# Challenge:
Copy all the entries word for word, but omit the pictures.

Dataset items
____
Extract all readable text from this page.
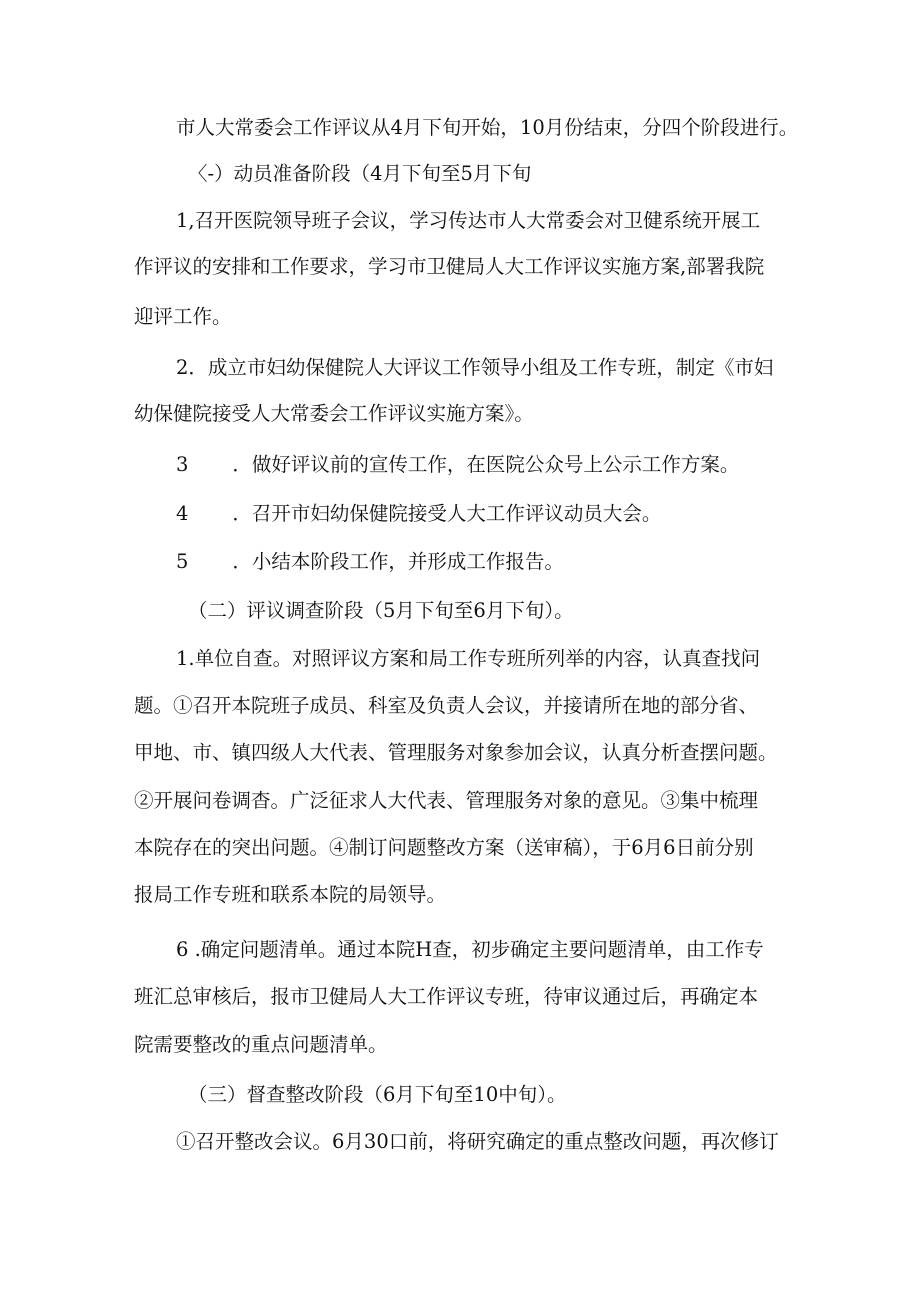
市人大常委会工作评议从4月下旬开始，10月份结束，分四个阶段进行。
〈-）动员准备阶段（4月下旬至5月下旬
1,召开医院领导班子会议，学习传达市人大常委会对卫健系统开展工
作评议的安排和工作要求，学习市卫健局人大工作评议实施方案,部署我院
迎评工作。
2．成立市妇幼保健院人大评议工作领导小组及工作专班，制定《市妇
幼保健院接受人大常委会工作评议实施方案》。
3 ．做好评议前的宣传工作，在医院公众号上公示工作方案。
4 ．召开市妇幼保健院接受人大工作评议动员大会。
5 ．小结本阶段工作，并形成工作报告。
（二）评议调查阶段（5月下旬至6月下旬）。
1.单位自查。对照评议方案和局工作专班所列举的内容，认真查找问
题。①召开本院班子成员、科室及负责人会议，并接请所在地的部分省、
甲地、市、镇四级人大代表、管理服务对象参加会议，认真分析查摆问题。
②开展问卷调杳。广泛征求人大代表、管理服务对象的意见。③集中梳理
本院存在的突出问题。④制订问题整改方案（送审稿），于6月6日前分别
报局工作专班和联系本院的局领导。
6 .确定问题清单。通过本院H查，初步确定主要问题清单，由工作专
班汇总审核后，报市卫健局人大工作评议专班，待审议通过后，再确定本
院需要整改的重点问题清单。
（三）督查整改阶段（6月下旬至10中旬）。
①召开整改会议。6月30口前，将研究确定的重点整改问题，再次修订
____
# Finished answer:
Extract all readable text from this page.
市人大常委会工作评议从4月下旬开始，10月份结束，分四个阶段进行。
〈-）动员准备阶段（4月下旬至5月下旬
1,召开医院领导班子会议，学习传达市人大常委会对卫健系统开展工
作评议的安排和工作要求，学习市卫健局人大工作评议实施方案,部署我院
迎评工作。
2．成立市妇幼保健院人大评议工作领导小组及工作专班，制定《市妇
幼保健院接受人大常委会工作评议实施方案》。
3 ．做好评议前的宣传工作，在医院公众号上公示工作方案。
4 ．召开市妇幼保健院接受人大工作评议动员大会。
5 ．小结本阶段工作，并形成工作报告。
（二）评议调查阶段（5月下旬至6月下旬）。
1.单位自查。对照评议方案和局工作专班所列举的内容，认真查找问
题。①召开本院班子成员、科室及负责人会议，并接请所在地的部分省、
甲地、市、镇四级人大代表、管理服务对象参加会议，认真分析查摆问题。
②开展问卷调杳。广泛征求人大代表、管理服务对象的意见。③集中梳理
本院存在的突出问题。④制订问题整改方案（送审稿），于6月6日前分别
报局工作专班和联系本院的局领导。
6 .确定问题清单。通过本院H查，初步确定主要问题清单，由工作专
班汇总审核后，报市卫健局人大工作评议专班，待审议通过后，再确定本
院需要整改的重点问题清单。
（三）督查整改阶段（6月下旬至10中旬）。
①召开整改会议。6月30口前，将研究确定的重点整改问题，再次修订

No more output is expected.